● Exercise: Comb the records below for the string "Helminths" and copy each line where it turns up.

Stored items
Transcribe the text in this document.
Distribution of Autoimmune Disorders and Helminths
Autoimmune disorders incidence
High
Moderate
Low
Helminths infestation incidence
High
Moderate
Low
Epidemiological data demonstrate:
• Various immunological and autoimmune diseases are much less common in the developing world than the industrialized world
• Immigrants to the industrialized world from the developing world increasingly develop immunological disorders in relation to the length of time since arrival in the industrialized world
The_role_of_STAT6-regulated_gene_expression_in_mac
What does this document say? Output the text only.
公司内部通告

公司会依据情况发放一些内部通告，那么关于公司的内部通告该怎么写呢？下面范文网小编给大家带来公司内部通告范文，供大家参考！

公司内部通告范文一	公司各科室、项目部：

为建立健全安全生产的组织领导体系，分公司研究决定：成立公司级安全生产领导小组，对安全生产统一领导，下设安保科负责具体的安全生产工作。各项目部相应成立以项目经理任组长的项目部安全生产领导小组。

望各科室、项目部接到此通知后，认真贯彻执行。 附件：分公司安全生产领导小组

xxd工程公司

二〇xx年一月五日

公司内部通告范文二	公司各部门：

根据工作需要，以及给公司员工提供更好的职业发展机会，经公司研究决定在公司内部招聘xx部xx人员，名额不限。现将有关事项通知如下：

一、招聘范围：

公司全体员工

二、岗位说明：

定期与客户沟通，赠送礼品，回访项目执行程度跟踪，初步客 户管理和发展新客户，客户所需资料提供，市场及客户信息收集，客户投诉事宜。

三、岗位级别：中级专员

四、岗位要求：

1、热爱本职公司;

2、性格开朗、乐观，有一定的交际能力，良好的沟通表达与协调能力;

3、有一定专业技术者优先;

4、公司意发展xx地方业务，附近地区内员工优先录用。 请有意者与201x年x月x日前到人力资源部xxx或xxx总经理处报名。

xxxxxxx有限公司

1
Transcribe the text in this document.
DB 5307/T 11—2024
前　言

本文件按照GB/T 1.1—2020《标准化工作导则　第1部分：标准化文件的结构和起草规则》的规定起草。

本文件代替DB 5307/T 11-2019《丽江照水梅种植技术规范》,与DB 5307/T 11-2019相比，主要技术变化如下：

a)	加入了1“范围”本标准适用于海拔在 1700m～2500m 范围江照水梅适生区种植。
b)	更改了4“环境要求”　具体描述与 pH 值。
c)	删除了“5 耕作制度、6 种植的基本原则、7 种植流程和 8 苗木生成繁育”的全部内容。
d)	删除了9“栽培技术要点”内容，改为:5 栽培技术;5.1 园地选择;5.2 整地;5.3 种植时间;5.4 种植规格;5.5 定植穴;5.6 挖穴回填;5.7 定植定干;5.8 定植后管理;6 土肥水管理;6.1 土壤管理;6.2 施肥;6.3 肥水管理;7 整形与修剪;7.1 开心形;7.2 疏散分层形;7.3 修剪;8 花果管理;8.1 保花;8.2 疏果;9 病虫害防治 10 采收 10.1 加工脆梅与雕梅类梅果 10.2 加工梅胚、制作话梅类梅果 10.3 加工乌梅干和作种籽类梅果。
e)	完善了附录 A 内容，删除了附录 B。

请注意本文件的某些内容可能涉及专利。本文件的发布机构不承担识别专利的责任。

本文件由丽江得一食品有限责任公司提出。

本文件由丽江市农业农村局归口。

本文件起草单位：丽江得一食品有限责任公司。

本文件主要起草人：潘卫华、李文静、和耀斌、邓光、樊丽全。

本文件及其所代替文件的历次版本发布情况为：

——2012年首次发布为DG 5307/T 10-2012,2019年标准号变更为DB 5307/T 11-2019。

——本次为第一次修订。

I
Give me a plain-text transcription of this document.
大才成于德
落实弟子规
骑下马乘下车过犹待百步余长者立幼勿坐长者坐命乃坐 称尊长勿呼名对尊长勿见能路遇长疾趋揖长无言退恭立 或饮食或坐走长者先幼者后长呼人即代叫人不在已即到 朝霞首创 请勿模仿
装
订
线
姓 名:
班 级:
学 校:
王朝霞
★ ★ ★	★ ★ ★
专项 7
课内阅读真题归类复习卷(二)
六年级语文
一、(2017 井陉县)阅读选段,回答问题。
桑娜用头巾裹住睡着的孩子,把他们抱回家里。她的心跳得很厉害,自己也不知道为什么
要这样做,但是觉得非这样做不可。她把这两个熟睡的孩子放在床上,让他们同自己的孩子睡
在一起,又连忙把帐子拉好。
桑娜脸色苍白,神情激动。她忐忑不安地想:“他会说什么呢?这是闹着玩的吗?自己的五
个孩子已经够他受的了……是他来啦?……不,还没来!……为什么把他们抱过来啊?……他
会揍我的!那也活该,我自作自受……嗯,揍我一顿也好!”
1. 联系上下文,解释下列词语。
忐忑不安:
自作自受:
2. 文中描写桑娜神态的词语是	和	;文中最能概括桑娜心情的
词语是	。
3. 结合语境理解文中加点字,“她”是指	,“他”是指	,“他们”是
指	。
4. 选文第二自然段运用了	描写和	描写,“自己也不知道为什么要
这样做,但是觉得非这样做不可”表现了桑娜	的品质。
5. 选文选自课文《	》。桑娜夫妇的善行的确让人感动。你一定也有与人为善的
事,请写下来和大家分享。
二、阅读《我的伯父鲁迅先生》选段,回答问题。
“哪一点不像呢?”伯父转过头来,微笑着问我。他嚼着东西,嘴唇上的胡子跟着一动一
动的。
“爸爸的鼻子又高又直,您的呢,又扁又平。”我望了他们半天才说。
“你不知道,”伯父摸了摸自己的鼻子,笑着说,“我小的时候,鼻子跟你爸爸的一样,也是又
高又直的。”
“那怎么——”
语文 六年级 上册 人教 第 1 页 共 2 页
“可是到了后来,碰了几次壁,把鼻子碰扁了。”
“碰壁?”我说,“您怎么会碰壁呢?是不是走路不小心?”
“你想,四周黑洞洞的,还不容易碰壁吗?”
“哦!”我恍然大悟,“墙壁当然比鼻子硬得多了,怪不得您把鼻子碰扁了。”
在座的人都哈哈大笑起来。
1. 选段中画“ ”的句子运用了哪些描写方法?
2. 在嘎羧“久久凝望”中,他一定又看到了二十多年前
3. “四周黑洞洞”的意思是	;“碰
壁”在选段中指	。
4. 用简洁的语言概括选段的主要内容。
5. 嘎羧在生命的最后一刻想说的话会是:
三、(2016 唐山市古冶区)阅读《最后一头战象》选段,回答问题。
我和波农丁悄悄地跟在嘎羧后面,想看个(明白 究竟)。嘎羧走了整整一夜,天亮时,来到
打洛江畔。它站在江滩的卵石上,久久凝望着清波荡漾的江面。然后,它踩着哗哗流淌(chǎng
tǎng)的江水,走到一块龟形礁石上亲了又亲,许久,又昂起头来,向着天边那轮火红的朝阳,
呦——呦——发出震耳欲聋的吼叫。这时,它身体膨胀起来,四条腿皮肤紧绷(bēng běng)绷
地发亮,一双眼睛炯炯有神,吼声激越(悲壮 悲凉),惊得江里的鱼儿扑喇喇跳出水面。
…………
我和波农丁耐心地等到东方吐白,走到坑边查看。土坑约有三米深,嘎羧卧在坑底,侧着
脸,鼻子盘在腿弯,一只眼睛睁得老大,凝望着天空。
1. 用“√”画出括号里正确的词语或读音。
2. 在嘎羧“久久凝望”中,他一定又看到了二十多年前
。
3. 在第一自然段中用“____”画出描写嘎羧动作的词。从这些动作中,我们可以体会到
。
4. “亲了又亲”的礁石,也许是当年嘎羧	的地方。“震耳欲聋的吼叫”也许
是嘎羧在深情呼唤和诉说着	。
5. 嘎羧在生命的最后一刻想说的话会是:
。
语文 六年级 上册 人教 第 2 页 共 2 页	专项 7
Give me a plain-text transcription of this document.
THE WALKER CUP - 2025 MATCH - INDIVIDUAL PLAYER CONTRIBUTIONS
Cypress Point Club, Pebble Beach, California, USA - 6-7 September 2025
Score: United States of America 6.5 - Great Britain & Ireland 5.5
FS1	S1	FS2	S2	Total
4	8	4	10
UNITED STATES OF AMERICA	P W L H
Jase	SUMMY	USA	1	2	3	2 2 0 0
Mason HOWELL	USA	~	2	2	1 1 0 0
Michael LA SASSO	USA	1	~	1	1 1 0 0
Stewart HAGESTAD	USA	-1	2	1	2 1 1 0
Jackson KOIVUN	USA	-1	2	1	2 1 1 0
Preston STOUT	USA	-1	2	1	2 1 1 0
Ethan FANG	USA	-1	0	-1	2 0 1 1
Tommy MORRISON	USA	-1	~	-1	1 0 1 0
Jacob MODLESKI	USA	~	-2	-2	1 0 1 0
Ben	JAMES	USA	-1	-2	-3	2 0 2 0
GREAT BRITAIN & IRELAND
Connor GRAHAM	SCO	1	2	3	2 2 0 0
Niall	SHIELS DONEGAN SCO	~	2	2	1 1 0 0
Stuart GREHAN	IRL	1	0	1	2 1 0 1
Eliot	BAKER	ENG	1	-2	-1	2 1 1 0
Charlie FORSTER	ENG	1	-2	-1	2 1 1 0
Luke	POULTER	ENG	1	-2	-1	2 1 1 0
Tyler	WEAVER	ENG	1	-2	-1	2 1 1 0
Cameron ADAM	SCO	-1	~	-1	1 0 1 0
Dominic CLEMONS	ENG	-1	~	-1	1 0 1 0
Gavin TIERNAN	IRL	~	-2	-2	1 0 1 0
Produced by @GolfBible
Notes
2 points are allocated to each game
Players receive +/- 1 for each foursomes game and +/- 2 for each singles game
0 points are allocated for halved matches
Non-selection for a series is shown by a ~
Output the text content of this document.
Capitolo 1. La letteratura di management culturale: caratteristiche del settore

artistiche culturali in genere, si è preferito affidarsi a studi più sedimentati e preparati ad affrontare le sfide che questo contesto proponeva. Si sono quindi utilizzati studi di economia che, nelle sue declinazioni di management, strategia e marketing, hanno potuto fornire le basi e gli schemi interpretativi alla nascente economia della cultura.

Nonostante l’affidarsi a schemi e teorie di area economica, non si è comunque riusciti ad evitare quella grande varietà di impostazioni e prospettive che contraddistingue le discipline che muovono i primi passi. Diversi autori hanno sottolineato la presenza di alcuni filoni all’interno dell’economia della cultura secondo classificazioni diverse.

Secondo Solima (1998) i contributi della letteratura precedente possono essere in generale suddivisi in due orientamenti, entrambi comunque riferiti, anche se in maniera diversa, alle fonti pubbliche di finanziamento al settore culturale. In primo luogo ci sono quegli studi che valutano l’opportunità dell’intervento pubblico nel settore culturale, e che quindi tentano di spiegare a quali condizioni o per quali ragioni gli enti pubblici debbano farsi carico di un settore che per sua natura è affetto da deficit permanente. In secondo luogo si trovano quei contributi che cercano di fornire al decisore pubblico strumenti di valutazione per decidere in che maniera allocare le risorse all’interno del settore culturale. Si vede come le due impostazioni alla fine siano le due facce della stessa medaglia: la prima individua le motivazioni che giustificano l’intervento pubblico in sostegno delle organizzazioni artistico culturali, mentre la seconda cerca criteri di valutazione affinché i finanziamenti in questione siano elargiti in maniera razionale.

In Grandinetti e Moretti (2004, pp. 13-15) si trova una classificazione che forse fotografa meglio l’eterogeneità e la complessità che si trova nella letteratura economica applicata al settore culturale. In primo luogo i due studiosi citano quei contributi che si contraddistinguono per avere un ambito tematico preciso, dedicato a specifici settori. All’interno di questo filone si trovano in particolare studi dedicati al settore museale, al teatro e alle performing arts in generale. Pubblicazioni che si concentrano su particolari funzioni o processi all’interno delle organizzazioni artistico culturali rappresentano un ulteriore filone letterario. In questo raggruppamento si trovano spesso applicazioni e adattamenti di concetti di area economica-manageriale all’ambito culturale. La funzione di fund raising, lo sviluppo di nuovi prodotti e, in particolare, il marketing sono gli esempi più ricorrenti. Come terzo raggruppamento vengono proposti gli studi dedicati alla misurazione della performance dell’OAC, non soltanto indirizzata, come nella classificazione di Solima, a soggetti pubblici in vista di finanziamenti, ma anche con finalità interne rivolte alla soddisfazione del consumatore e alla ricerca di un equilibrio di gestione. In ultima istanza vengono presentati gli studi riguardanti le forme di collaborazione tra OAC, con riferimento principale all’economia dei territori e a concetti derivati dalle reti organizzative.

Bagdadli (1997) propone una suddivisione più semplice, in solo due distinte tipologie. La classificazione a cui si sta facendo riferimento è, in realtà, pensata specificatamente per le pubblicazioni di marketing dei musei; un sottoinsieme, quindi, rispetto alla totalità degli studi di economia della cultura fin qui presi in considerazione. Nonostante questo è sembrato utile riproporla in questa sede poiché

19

● The solution:
Distribution of Autoimmune Disorders and Helminths
Helminths infestation incidence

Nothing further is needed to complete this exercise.